*** PROVIDED TEXT Section Begins ***
News & Media

PVC Lekgotla reflects progress, identifies challenges and explores solutions

Unisa takes pride in its enduring commitment to be an African university in the service of humanity. Annually, Prof Puleng LenkaBula, Unisa Principal and Vice-Chancellor (PVC), convenes Makgotlas to discuss pertinent strategic matters of the university. Over the past three years (2021-2023), the Unisa leadership has committed to collectively engage at length strategic ways of turning Unisa into a site of academic excellence.


Unisa Principal and Vice-Chancellor, Prof Puleng LenkaBula

Similarly, Unisa's management is currently convening at the Principal and Vice-Chancellor's Lekgotla under the leadership of LenkaBula. The purpose of the 2024 PVC's Lekgotla is to assess the advancements in the implementation of portfolio plans (based on the preceding five pillars of the revised strategy) within the planning cycle (2021-2025), highlighting the university's achievements and challenges, presenting solutions and outlining new action plans.

In her opening address on the first day of the PVC's Lekgotla, Monday 18 March 2024, LenkaBula stressed that the gathering aimed to assess the university's local and global performance, assess weaknesses, improve working methods, assess the effectiveness of consequence management, and coming up with new ideas and approaches to keep the university performing as expected, while being adaptive to environmental changes, and able to stay ahead of its competitors.

Central to some of the PVC's concerns were operational matters, student retention and attrition rates, and non-publishing academics. On the upside, LenkaBula noted the improvement of the university's reserves. In addition, she mentioned the historic multi-year agreement reached between the university and its recognised labour unions, a statement welcomed with resounding applause.

LenkaBula further encouraged all colleges to ensure the university's 10 Catalytic Niche Areas are realised. She stressed: "As an African university committed to shaping futures in the service of humanity, we have a moral and a principle obligation to engage with the challenges and the needs of the continent in the context of teaching, learning, research, engaged scholarship and global citizenship."
*** PROVIDED TEXT Section Ends ***
» CHECK YOUR UNDERSTANDING
• A. From the news article about the PVC Lekgotla, extract the passage starting with "In her opening" and going on through "of its competitors.", copying it word for word.
• B. Extend the news article about Unisa's 2024 PVC Lekgotla, writing on from its final sentence.
None of the data that follows is relevant to what is being asked here.
*** RECORD SET Section Begins ***
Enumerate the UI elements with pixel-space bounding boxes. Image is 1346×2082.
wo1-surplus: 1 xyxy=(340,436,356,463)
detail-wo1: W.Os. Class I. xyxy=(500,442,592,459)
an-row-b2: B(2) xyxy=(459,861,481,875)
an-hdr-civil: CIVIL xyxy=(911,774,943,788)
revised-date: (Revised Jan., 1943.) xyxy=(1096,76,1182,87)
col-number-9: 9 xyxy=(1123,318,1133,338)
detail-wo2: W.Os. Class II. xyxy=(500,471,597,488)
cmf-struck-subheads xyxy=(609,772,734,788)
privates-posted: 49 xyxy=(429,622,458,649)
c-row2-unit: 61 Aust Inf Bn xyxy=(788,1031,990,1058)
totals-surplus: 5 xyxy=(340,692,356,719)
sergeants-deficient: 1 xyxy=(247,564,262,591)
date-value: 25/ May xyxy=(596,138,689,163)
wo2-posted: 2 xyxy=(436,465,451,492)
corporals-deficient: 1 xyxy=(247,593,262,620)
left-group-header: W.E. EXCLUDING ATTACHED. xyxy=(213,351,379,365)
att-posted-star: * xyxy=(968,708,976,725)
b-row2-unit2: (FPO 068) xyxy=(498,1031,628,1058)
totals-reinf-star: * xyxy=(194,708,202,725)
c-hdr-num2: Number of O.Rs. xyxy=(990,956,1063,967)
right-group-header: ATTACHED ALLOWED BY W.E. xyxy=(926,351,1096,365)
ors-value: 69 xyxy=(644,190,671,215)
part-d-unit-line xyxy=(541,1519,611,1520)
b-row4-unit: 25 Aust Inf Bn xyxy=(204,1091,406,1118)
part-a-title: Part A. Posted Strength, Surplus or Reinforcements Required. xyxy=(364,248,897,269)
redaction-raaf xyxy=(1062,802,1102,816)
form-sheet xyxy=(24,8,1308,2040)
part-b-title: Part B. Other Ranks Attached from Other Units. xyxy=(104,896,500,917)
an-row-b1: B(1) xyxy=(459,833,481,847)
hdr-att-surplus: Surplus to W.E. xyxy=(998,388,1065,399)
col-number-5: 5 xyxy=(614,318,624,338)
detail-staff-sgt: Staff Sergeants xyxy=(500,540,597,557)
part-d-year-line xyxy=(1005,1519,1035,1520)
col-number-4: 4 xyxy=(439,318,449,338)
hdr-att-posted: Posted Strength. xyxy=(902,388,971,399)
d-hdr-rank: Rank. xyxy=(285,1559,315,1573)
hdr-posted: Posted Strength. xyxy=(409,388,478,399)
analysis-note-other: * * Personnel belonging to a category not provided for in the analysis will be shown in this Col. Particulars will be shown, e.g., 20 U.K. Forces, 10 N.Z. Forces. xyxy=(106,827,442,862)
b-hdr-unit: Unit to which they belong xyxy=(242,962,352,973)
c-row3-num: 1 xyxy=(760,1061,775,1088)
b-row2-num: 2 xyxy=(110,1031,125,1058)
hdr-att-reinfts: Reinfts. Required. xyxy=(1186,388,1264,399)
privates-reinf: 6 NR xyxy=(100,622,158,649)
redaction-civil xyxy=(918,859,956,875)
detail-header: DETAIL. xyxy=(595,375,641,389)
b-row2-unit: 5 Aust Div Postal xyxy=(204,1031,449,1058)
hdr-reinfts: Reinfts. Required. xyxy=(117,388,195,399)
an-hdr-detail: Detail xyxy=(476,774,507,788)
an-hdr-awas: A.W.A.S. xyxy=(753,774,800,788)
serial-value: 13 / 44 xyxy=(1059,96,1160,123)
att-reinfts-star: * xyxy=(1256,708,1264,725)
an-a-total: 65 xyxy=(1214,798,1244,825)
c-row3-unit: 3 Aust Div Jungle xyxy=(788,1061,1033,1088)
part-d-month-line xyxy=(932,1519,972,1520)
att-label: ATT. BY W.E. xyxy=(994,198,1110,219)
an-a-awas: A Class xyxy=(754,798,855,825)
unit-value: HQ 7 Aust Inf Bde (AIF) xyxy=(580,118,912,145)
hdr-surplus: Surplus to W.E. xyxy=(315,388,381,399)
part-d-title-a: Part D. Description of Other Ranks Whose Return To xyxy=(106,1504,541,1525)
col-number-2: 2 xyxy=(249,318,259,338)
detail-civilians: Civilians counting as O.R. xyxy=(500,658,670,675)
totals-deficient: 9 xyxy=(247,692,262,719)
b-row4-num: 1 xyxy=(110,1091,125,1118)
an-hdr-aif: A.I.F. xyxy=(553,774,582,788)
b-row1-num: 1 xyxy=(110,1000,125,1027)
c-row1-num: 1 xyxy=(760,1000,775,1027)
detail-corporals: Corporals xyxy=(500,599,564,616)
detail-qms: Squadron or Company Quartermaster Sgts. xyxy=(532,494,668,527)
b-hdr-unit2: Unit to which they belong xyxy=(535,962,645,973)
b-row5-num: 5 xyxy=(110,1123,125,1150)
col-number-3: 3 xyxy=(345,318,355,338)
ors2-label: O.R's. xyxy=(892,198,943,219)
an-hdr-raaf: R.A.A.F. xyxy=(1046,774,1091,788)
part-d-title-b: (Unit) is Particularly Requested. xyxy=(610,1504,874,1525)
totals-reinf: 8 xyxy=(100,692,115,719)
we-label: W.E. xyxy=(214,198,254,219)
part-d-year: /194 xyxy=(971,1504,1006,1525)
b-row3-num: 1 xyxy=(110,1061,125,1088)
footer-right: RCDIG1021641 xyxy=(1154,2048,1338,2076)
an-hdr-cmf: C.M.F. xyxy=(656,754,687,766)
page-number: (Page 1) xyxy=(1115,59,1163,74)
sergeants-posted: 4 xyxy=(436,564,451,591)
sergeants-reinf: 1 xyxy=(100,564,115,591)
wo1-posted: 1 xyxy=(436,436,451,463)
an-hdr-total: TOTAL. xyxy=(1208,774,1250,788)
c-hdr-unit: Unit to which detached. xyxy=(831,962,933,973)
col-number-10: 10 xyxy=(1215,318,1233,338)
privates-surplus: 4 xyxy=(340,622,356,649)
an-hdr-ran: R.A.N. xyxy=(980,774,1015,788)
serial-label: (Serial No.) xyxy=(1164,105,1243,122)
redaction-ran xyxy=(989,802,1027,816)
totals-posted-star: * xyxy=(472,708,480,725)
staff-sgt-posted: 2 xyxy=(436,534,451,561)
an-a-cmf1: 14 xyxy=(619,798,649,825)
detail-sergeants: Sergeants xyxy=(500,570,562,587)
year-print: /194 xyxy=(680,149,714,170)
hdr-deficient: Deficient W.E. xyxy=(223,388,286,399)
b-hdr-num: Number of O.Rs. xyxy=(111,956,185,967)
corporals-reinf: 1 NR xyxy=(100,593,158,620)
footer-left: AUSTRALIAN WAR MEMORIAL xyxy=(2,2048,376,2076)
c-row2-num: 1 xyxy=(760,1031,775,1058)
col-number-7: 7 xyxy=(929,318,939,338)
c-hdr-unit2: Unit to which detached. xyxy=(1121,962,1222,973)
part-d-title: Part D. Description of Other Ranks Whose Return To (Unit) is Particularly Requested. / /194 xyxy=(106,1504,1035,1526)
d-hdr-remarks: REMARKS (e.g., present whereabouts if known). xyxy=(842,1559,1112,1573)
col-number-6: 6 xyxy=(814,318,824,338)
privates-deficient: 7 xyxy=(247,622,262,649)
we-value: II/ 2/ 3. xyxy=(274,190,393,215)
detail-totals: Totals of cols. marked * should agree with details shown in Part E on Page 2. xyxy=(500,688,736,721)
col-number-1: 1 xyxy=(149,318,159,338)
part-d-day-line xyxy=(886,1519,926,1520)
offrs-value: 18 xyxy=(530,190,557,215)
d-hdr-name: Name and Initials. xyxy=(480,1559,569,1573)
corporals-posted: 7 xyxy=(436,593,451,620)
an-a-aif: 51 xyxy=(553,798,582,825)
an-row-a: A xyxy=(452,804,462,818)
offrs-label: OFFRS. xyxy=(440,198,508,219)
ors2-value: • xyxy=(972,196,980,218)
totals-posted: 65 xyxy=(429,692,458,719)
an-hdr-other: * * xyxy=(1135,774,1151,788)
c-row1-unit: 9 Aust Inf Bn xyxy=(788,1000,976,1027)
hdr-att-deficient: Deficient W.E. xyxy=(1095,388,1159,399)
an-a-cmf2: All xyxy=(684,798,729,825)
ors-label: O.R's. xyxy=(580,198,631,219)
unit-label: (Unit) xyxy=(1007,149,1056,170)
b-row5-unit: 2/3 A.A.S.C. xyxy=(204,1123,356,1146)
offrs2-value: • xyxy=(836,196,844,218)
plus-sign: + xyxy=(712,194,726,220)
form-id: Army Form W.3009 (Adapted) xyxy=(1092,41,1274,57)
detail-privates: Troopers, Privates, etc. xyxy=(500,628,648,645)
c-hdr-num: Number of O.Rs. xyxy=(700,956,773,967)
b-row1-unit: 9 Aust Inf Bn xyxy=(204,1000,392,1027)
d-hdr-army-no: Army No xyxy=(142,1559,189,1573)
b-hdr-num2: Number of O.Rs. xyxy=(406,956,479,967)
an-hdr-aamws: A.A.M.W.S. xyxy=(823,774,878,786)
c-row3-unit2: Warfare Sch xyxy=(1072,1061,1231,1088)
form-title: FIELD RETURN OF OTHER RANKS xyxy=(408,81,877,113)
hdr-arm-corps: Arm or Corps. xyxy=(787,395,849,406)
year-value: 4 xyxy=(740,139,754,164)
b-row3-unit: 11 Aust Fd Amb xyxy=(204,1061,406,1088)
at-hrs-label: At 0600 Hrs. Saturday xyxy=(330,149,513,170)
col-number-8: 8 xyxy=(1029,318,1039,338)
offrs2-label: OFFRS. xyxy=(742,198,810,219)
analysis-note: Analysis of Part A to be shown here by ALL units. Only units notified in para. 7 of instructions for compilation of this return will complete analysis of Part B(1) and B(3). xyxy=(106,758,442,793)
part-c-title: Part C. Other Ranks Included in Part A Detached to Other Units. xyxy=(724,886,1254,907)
*** RECORD SET Section Ends ***
» PER-TASK OUTPUTS
• A.
In her opening address on the first day of the PVC's Lekgotla, Monday 18 March 2024, LenkaBula stressed that the gathering aimed to assess the university's local and global performance, assess weaknesses, improve working methods, assess the effectiveness of consequence management, and coming up with new ideas and approaches to keep the university performing as expected, while being adaptive to environmental changes, and able to stay ahead of its competitors.

• B.
From left: Dr Pali Lehohla, Dr Matseliso Molapo and NSRC President, Nkosinathi Mabilane

Meaningful engagements and solution-driven approaches

Former Statistician-General Dr Pali Lehohla, speaking on the Global Context, Science and Higher Education Systems, said that at the heart of social progress are scientific discoveries that enable human beings to conquer the world, which he called social science. He continued: "It is about discovery, intervention and progress anchored in institutions of learning, and for Unisa, it is important to tackle the human conditions in the country." He stated there must be training for academics to undertake research to handle scientific discoveries and unlock the potential for societal development, eliminating poverty and inequality.

He added: "I appreciate the synergy I see here between teaching staff, student representatives and management from all levels. Often, institutions can create silos, which can hamper progress, but through this lekgotla, it is evident that the university is poised to grow. While the institution has experienced challenges over the past two years, how we deal with the issues is important. We can easily sink or mobilise ourselves to tackle challenges."  

Dr Matshidiso Molapo, Acting Vice-Principal: Strategy, Risk and Advisory Services, presented the trend analysis for 2021 – 2023. Meanwhile, National Student Representative Council President, Nkosinathi Mabilane, addressed student support matters, including funding and Information Communication Technology (ICT), and presented possible solutions.


Prof Monde Ntwasa

Prof Monde Ntwasa, Acting Executive Dean of the College of Agriculture and Environmental Sciences (CAES), presented the 10 Catalytic Niche Areas and facilitated a discussion around their support and implementation from each college of the university, during which he outlined the outcomes of the niche areas, which are, among others, job creation, innovation, revenue creation and socio-economic shifts.

The PVC Lekgotla started on a high note, providing university management with a clear view of the institution's progress, identifying challenges, and exploring potential solutions to expedite efforts to reach set goals. The second day will address various focus areas crucial for Unisa's growth and development in alignment with the Unisa 2030 strategy.

By the end of the first day, university management had already made meaningful engagements and set to provide solution-driven approaches to reshape and renew the academic project's outlook and outcome.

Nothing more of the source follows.